→ WHAT THE TASK REQUIRES
Copy out each line below that has the word "nước" in it.
— Begin EXERCISE MATERIALS —
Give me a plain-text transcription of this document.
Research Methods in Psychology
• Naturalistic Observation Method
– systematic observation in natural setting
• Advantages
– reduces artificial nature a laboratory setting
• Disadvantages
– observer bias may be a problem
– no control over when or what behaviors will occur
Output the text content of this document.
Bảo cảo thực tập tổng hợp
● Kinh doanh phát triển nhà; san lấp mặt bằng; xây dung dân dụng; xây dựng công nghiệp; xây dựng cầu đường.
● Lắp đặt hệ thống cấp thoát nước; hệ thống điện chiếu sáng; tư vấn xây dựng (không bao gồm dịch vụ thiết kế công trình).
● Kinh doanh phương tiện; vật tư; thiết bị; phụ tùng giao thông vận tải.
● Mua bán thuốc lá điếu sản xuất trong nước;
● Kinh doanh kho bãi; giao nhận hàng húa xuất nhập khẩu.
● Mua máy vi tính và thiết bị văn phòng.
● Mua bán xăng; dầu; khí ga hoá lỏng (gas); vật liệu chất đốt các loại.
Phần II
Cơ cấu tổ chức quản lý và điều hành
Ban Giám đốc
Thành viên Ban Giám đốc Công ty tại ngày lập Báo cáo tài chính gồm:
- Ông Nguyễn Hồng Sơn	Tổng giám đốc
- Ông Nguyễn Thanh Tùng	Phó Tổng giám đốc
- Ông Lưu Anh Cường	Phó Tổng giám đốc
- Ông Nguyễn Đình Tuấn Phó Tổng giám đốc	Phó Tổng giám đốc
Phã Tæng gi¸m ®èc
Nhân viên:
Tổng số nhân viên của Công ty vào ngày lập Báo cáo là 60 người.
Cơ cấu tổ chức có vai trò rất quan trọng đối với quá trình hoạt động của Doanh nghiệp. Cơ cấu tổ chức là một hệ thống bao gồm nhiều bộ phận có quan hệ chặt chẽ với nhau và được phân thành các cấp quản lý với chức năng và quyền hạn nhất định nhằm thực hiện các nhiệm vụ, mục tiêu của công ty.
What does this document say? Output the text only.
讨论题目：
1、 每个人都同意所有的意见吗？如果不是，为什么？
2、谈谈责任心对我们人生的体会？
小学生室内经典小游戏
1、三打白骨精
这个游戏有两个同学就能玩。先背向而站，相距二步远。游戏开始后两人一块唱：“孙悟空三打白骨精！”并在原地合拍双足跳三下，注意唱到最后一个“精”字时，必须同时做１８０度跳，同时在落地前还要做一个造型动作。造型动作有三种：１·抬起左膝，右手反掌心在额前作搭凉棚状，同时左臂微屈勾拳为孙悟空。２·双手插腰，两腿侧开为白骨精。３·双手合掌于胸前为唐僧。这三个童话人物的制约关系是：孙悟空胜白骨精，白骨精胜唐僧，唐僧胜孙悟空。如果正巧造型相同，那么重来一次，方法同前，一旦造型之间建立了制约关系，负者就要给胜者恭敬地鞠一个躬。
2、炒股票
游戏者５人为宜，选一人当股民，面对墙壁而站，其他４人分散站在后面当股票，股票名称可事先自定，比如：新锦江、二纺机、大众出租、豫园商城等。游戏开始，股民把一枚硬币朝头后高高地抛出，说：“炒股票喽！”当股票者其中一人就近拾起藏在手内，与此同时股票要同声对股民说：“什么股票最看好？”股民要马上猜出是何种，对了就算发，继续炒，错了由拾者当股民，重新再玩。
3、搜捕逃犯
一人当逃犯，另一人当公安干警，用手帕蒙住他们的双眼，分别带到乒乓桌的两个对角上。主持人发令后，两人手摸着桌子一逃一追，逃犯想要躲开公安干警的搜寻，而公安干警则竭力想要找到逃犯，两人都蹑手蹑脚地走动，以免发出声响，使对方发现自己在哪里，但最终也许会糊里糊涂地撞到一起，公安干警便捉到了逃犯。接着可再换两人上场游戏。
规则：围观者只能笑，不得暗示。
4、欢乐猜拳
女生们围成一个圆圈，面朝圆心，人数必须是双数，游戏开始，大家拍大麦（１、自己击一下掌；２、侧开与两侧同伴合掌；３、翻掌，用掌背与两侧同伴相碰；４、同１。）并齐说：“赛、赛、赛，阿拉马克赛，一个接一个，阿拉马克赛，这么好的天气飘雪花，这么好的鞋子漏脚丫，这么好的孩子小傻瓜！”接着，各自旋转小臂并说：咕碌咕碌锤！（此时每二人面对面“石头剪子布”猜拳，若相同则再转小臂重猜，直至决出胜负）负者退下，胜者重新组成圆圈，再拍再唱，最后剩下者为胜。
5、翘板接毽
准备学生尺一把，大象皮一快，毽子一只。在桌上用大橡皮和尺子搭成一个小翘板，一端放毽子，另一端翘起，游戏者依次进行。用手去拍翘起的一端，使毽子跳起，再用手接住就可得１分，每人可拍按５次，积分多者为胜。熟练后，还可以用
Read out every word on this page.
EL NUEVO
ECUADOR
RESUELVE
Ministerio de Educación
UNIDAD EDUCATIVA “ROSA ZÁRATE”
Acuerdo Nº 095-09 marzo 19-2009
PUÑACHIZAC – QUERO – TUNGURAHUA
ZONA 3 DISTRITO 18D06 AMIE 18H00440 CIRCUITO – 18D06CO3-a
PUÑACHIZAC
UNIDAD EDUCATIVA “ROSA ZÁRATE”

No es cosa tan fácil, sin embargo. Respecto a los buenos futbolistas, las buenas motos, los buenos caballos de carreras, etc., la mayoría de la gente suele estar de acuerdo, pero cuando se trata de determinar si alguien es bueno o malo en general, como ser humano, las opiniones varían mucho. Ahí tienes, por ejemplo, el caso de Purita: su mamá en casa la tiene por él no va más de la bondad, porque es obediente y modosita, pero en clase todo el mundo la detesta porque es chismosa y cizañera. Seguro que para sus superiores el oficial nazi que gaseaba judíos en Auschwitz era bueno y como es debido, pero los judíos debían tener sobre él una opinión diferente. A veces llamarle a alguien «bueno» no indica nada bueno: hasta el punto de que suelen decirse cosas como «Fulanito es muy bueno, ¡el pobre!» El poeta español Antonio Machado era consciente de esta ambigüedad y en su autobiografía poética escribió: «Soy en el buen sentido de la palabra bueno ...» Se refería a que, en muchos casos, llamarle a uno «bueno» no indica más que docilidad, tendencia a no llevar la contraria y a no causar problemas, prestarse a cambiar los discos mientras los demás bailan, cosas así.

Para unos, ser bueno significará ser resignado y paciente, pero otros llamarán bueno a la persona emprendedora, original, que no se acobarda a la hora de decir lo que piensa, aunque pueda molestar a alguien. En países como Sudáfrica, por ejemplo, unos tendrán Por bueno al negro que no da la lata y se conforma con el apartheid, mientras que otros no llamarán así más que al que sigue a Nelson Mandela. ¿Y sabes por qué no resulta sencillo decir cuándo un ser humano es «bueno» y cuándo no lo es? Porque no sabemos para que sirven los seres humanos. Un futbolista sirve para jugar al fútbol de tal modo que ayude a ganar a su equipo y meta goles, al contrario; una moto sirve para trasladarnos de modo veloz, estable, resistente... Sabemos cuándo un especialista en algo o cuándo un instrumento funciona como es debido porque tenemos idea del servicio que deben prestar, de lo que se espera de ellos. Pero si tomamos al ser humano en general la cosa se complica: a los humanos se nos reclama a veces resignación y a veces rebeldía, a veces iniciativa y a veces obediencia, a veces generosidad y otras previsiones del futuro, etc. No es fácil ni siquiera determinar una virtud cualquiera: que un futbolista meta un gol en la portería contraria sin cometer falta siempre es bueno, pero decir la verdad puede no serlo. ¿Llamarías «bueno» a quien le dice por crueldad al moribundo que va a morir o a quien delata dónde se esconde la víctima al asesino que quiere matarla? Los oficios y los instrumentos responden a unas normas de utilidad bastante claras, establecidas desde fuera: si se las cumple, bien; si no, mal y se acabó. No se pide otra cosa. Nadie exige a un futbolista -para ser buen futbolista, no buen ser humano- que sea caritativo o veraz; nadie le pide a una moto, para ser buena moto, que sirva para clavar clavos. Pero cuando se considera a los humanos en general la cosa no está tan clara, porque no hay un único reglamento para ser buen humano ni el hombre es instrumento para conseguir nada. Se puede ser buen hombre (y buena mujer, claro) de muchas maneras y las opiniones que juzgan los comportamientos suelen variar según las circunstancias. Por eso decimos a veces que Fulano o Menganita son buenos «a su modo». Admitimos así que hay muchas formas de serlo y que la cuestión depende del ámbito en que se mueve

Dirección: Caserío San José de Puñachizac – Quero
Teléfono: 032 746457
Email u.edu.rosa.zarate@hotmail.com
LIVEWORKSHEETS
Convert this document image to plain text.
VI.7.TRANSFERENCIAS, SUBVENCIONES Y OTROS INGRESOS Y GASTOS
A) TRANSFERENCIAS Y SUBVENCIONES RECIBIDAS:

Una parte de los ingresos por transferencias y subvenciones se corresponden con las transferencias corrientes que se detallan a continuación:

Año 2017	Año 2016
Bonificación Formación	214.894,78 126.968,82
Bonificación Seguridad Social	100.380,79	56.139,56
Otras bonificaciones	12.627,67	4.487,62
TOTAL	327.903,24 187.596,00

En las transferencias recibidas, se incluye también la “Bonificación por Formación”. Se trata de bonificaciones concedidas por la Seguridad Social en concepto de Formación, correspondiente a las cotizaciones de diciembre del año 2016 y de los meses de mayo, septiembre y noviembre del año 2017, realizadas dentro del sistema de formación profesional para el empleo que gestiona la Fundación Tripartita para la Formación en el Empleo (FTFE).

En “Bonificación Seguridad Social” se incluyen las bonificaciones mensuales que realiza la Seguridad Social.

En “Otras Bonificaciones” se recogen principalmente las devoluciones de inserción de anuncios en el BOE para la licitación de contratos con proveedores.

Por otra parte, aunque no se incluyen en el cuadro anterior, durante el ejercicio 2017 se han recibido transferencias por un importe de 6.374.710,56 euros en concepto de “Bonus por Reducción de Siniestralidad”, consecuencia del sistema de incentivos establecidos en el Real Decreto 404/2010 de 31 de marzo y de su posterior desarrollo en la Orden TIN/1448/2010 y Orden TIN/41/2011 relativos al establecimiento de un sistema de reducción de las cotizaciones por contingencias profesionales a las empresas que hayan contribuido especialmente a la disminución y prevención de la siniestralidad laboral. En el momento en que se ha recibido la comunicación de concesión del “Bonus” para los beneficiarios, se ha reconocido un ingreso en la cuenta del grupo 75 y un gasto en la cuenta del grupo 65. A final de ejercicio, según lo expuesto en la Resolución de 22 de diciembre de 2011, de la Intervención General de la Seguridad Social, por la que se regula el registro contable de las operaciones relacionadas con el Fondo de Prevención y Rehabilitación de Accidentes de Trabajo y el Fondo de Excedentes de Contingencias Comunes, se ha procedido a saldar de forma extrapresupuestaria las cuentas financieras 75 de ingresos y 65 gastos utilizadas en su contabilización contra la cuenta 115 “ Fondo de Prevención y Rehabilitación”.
— End EXERCISE MATERIALS —
→ TASK SOLUTION
● Lắp đặt hệ thống cấp thoát nước; hệ thống điện chiếu sáng; tư vấn xây dựng (không bao gồm dịch vụ thiết kế công trình).
● Mua bán thuốc lá điếu sản xuất trong nước;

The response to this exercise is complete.